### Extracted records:
* Begin *
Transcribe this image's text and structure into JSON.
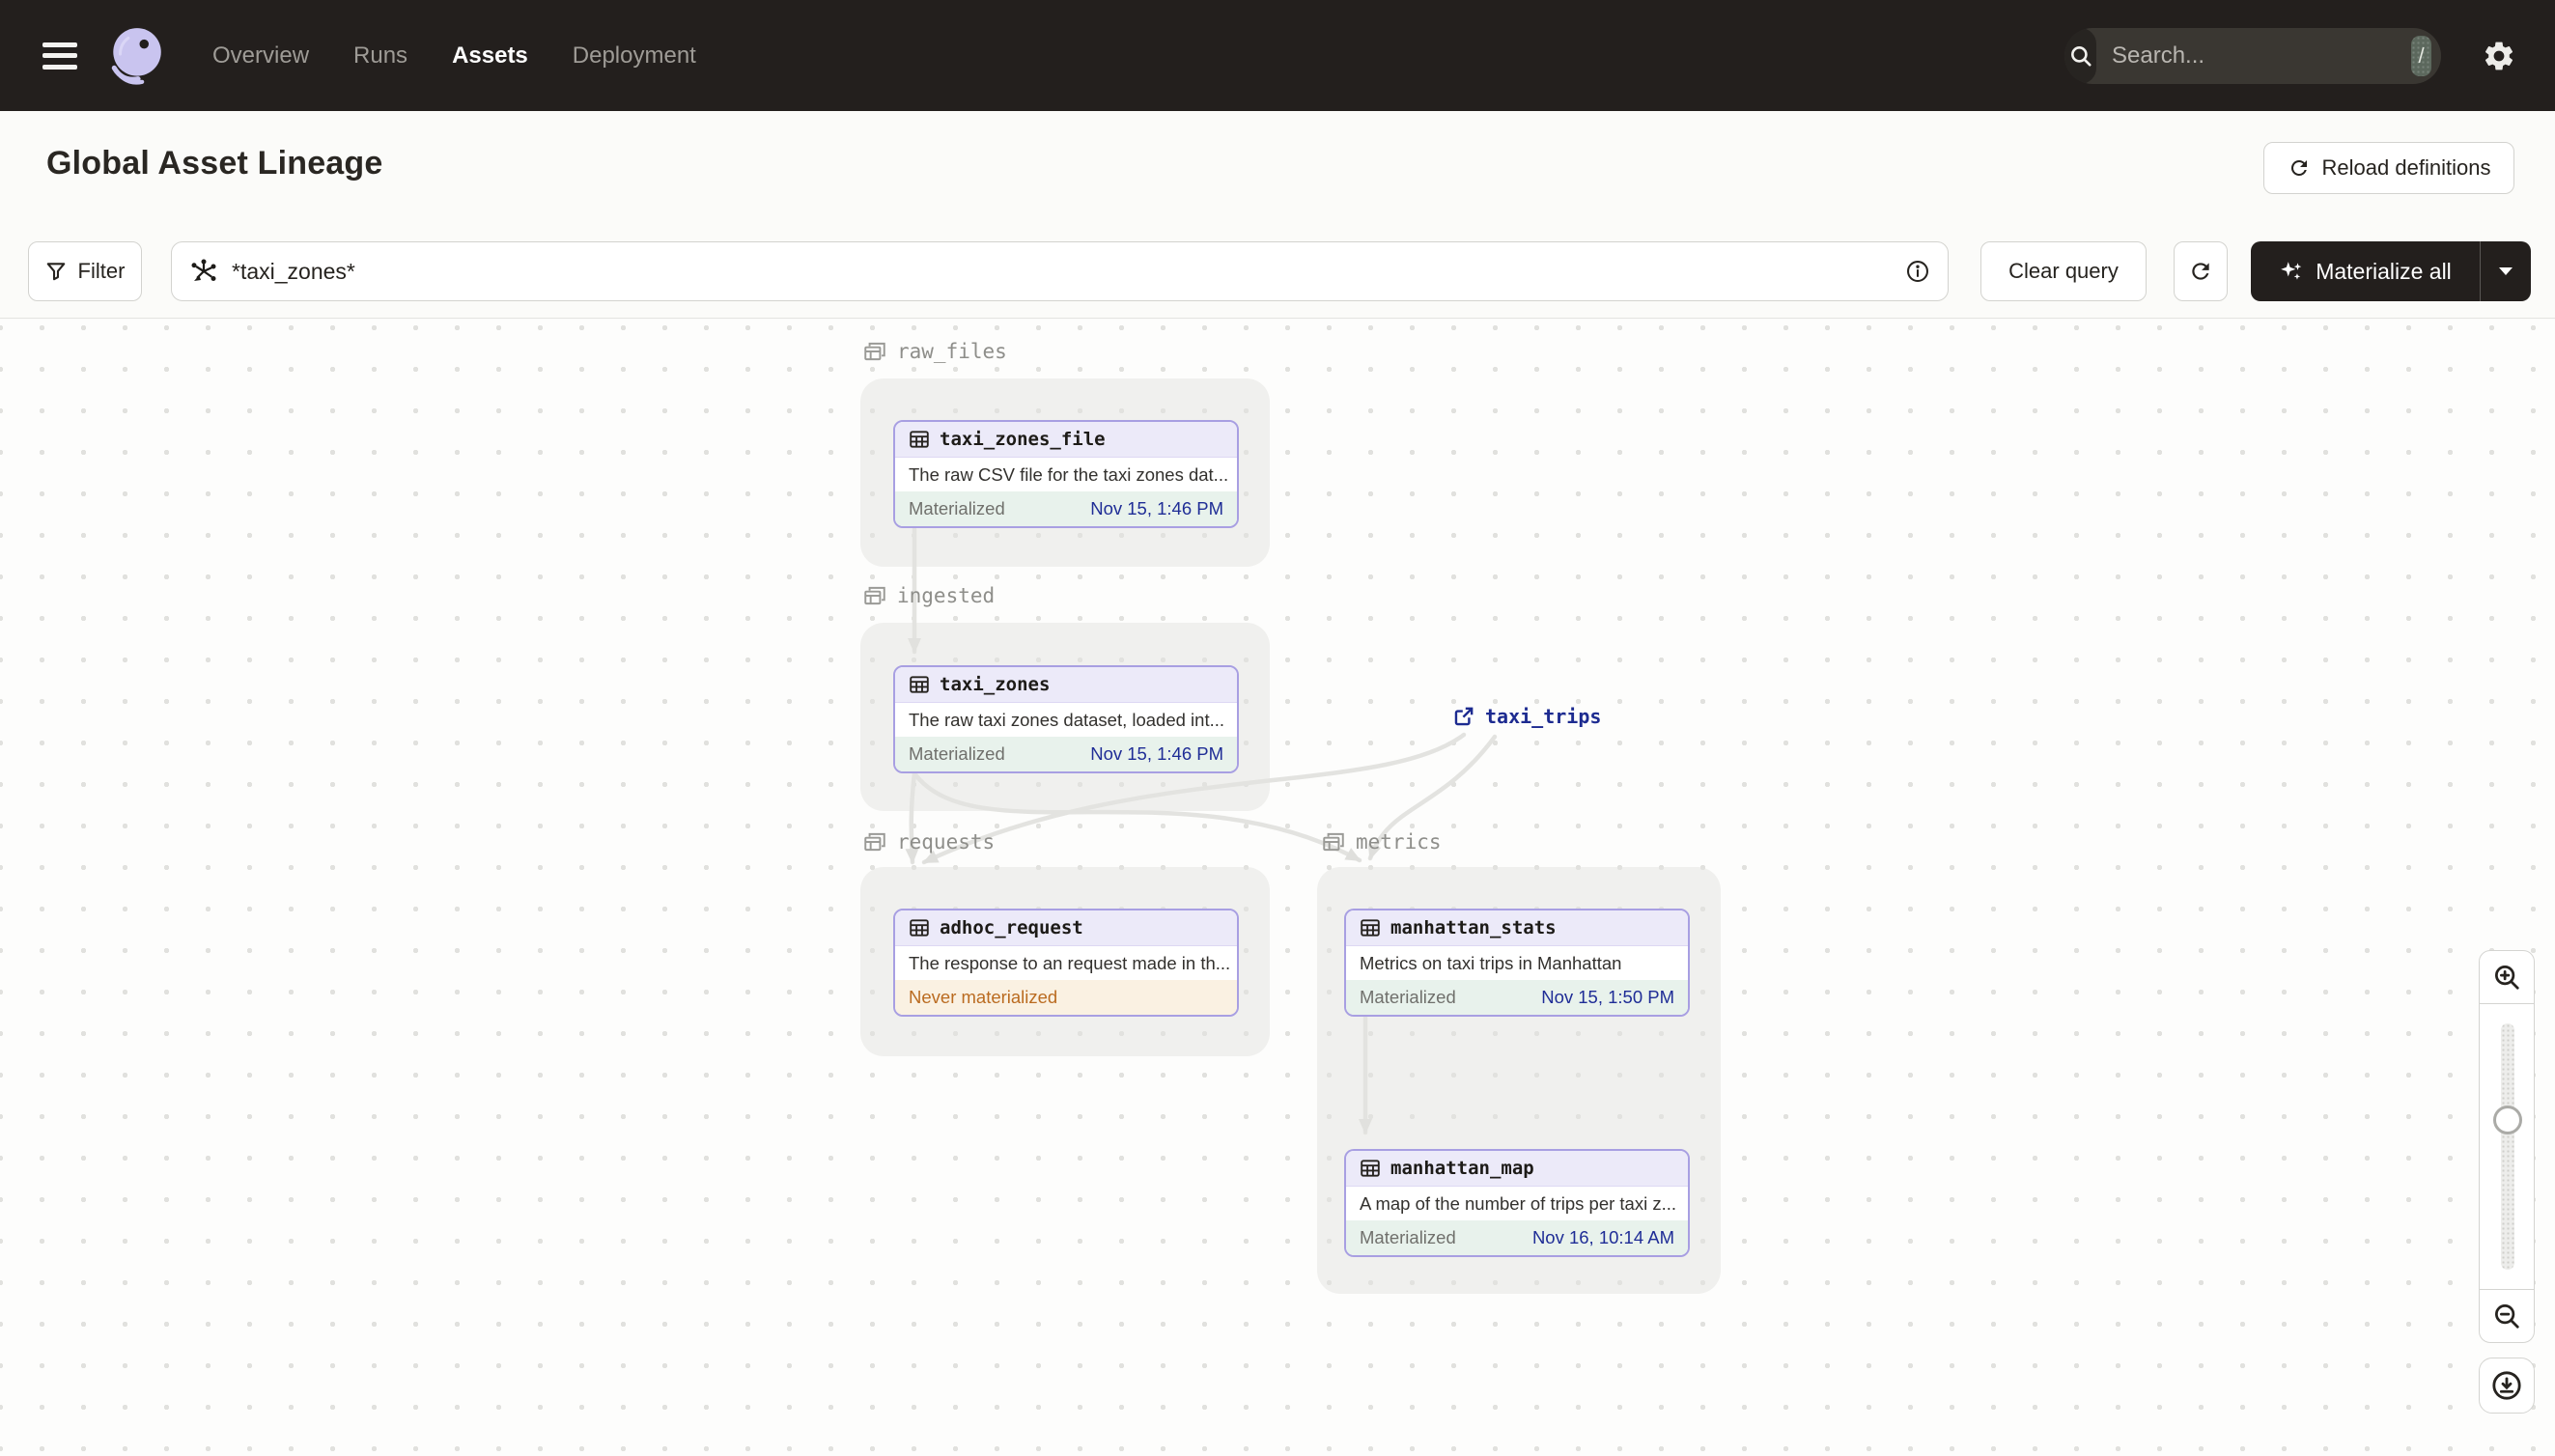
{
  "nav": {
    "items": [
      {
        "label": "Overview",
        "active": false
      },
      {
        "label": "Runs",
        "active": false
      },
      {
        "label": "Assets",
        "active": true
      },
      {
        "label": "Deployment",
        "active": false
      }
    ],
    "search": {
      "placeholder": "Search...",
      "shortcut_key": "/"
    }
  },
  "header": {
    "title": "Global Asset Lineage",
    "reload_button_label": "Reload definitions"
  },
  "toolbar": {
    "filter_label": "Filter",
    "query_value": "*taxi_zones*",
    "clear_query_label": "Clear query",
    "materialize_label": "Materialize all"
  },
  "graph": {
    "groups": [
      {
        "name": "raw_files"
      },
      {
        "name": "ingested"
      },
      {
        "name": "requests"
      },
      {
        "name": "metrics"
      }
    ],
    "nodes": [
      {
        "title": "taxi_zones_file",
        "description": "The raw CSV file for the taxi zones dat...",
        "status": "Materialized",
        "timestamp": "Nov 15, 1:46 PM"
      },
      {
        "title": "taxi_zones",
        "description": "The raw taxi zones dataset, loaded int...",
        "status": "Materialized",
        "timestamp": "Nov 15, 1:46 PM"
      },
      {
        "title": "adhoc_request",
        "description": "The response to an request made in th...",
        "status": "Never materialized",
        "timestamp": ""
      },
      {
        "title": "manhattan_stats",
        "description": "Metrics on taxi trips in Manhattan",
        "status": "Materialized",
        "timestamp": "Nov 15, 1:50 PM"
      },
      {
        "title": "manhattan_map",
        "description": "A map of the number of trips per taxi z...",
        "status": "Materialized",
        "timestamp": "Nov 16, 10:14 AM"
      }
    ],
    "external": {
      "label": "taxi_trips"
    }
  },
  "colors": {
    "nav_bg": "#231F1D",
    "accent_lavender": "#A89FE2",
    "materialized_bg": "#E8F2EC",
    "materialized_time": "#1F2D96",
    "never_materialized_bg": "#FAF1E2",
    "never_materialized_text": "#BA6B20",
    "edge": "#E3E3E0"
  }
}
* End *
### WHAT IS NEEDED:
Reproduce each record from above exactly; pictures do not belong in the copy.

### TASK ANSWER:
Transcribe this image's text and structure into JSON.
{
  "nav": {
    "items": [
      {
        "label": "Overview",
        "active": false
      },
      {
        "label": "Runs",
        "active": false
      },
      {
        "label": "Assets",
        "active": true
      },
      {
        "label": "Deployment",
        "active": false
      }
    ],
    "search": {
      "placeholder": "Search...",
      "shortcut_key": "/"
    }
  },
  "header": {
    "title": "Global Asset Lineage",
    "reload_button_label": "Reload definitions"
  },
  "toolbar": {
    "filter_label": "Filter",
    "query_value": "*taxi_zones*",
    "clear_query_label": "Clear query",
    "materialize_label": "Materialize all"
  },
  "graph": {
    "groups": [
      {
        "name": "raw_files"
      },
      {
        "name": "ingested"
      },
      {
        "name": "requests"
      },
      {
        "name": "metrics"
      }
    ],
    "nodes": [
      {
        "title": "taxi_zones_file",
        "description": "The raw CSV file for the taxi zones dat...",
        "status": "Materialized",
        "timestamp": "Nov 15, 1:46 PM"
      },
      {
        "title": "taxi_zones",
        "description": "The raw taxi zones dataset, loaded int...",
        "status": "Materialized",
        "timestamp": "Nov 15, 1:46 PM"
      },
      {
        "title": "adhoc_request",
        "description": "The response to an request made in th...",
        "status": "Never materialized",
        "timestamp": ""
      },
      {
        "title": "manhattan_stats",
        "description": "Metrics on taxi trips in Manhattan",
        "status": "Materialized",
        "timestamp": "Nov 15, 1:50 PM"
      },
      {
        "title": "manhattan_map",
        "description": "A map of the number of trips per taxi z...",
        "status": "Materialized",
        "timestamp": "Nov 16, 10:14 AM"
      }
    ],
    "external": {
      "label": "taxi_trips"
    }
  },
  "colors": {
    "nav_bg": "#231F1D",
    "accent_lavender": "#A89FE2",
    "materialized_bg": "#E8F2EC",
    "materialized_time": "#1F2D96",
    "never_materialized_bg": "#FAF1E2",
    "never_materialized_text": "#BA6B20",
    "edge": "#E3E3E0"
  }
}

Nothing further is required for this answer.